* **GOAL OF THE EXERCISE**: Look for "label" in the listing below. Gather each line that contains it.

[Recorded data]
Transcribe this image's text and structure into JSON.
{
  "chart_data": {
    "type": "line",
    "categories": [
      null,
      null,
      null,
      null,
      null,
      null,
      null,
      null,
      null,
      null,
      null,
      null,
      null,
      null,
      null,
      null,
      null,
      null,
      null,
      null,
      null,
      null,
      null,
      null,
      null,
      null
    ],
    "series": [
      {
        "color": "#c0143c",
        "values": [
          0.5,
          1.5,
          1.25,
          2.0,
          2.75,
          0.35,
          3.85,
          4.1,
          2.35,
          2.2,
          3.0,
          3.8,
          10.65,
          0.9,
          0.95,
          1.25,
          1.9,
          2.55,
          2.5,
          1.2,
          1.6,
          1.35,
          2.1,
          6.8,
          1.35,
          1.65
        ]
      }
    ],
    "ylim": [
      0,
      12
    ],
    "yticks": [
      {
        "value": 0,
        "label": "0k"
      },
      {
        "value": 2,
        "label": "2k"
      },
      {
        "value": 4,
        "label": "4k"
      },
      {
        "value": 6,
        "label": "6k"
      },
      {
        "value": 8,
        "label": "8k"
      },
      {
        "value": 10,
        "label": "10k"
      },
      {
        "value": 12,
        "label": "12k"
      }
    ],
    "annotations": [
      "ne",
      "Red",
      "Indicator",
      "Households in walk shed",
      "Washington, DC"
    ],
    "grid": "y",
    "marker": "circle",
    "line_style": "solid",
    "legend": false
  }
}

* **TASK RESPONSE**:
        "label": "0k"
        "label": "2k"
        "label": "4k"
        "label": "6k"
        "label": "8k"
        "label": "10k"
        "label": "12k"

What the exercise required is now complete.